• [YOUR OBJECTIVE]: Please output the records below word for word and omit the pictures.

+++ INFORMATION SUPPLIED

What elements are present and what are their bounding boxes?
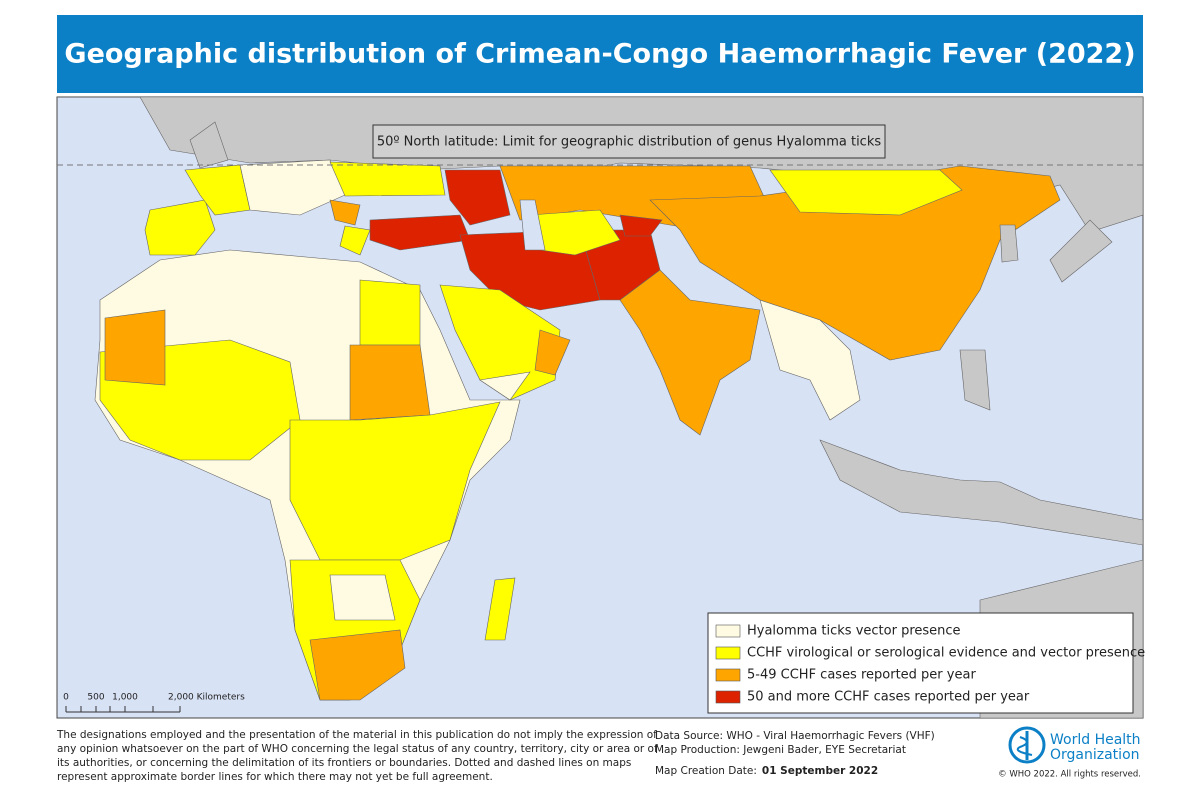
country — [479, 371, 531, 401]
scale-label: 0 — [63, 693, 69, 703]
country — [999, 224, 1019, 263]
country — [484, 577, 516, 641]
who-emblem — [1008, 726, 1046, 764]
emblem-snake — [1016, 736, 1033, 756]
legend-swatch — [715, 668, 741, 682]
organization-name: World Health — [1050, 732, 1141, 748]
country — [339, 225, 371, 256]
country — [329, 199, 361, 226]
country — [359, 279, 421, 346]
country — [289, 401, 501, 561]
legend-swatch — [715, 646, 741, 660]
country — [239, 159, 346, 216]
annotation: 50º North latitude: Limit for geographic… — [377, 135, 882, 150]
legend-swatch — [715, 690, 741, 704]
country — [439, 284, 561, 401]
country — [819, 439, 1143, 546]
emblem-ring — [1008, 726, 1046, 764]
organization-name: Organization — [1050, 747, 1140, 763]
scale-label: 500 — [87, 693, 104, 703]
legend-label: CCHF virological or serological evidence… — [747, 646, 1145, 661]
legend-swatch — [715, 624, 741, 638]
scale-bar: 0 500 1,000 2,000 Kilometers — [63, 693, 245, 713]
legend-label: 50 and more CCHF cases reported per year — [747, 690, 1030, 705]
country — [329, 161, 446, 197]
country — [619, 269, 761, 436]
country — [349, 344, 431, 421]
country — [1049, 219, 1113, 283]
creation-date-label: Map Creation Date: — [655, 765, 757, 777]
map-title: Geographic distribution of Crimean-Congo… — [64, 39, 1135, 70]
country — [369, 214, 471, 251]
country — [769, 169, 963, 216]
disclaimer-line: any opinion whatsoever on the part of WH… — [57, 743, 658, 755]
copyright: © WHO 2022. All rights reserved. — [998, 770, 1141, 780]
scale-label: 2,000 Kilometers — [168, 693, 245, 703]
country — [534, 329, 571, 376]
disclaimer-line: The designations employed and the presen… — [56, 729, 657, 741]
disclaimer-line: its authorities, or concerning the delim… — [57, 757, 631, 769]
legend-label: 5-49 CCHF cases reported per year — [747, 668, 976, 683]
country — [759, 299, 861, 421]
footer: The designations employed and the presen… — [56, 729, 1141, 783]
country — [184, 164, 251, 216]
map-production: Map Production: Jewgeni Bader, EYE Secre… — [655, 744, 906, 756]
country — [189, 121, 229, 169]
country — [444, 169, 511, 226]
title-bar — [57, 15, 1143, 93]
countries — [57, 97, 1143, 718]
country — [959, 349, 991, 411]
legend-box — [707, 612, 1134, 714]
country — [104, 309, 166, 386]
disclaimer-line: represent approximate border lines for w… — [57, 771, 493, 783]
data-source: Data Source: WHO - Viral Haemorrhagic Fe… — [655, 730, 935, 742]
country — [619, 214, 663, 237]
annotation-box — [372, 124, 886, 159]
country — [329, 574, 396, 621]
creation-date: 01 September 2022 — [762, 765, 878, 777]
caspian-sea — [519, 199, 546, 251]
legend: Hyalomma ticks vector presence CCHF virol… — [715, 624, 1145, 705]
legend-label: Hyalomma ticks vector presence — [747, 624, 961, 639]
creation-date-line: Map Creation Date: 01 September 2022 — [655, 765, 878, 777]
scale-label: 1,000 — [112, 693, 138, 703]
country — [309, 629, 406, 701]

++++++

• [EXERCISE OUTPUT]:
What elements are present and what are their bounding boxes?
country — [479, 371, 531, 401]
scale-label: 0 — [63, 693, 69, 703]
country — [999, 224, 1019, 263]
country — [484, 577, 516, 641]
who-emblem — [1008, 726, 1046, 764]
emblem-snake — [1016, 736, 1033, 756]
legend-swatch — [715, 668, 741, 682]
organization-name: World Health — [1050, 732, 1141, 748]
country — [339, 225, 371, 256]
country — [329, 199, 361, 226]
country — [359, 279, 421, 346]
country — [289, 401, 501, 561]
legend-swatch — [715, 646, 741, 660]
country — [239, 159, 346, 216]
annotation: 50º North latitude: Limit for geographic… — [377, 135, 882, 150]
legend-swatch — [715, 690, 741, 704]
country — [439, 284, 561, 401]
country — [819, 439, 1143, 546]
emblem-ring — [1008, 726, 1046, 764]
organization-name: Organization — [1050, 747, 1140, 763]
scale-label: 500 — [87, 693, 104, 703]
legend-label: CCHF virological or serological evidence… — [747, 646, 1145, 661]
legend-swatch — [715, 624, 741, 638]
scale-bar: 0 500 1,000 2,000 Kilometers — [63, 693, 245, 713]
legend-label: 50 and more CCHF cases reported per year — [747, 690, 1030, 705]
country — [329, 161, 446, 197]
country — [619, 269, 761, 436]
country — [349, 344, 431, 421]
country — [1049, 219, 1113, 283]
creation-date-label: Map Creation Date: — [655, 765, 757, 777]
map-title: Geographic distribution of Crimean-Congo… — [64, 39, 1135, 70]
country — [369, 214, 471, 251]
country — [769, 169, 963, 216]
disclaimer-line: any opinion whatsoever on the part of WH… — [57, 743, 658, 755]
copyright: © WHO 2022. All rights reserved. — [998, 770, 1141, 780]
scale-label: 2,000 Kilometers — [168, 693, 245, 703]
country — [534, 329, 571, 376]
disclaimer-line: The designations employed and the presen… — [56, 729, 657, 741]
disclaimer-line: its authorities, or concerning the delim… — [57, 757, 631, 769]
legend-label: 5-49 CCHF cases reported per year — [747, 668, 976, 683]
country — [759, 299, 861, 421]
footer: The designations employed and the presen… — [56, 729, 1141, 783]
country — [184, 164, 251, 216]
map-production: Map Production: Jewgeni Bader, EYE Secre… — [655, 744, 906, 756]
country — [189, 121, 229, 169]
country — [444, 169, 511, 226]
title-bar — [57, 15, 1143, 93]
countries — [57, 97, 1143, 718]
country — [959, 349, 991, 411]
legend-box — [707, 612, 1134, 714]
country — [104, 309, 166, 386]
disclaimer-line: represent approximate border lines for w… — [57, 771, 493, 783]
data-source: Data Source: WHO - Viral Haemorrhagic Fe… — [655, 730, 935, 742]
country — [619, 214, 663, 237]
annotation-box — [372, 124, 886, 159]
country — [329, 574, 396, 621]
creation-date: 01 September 2022 — [762, 765, 878, 777]
caspian-sea — [519, 199, 546, 251]
legend: Hyalomma ticks vector presence CCHF virol… — [715, 624, 1145, 705]
legend-label: Hyalomma ticks vector presence — [747, 624, 961, 639]
creation-date-line: Map Creation Date: 01 September 2022 — [655, 765, 878, 777]
scale-label: 1,000 — [112, 693, 138, 703]
country — [309, 629, 406, 701]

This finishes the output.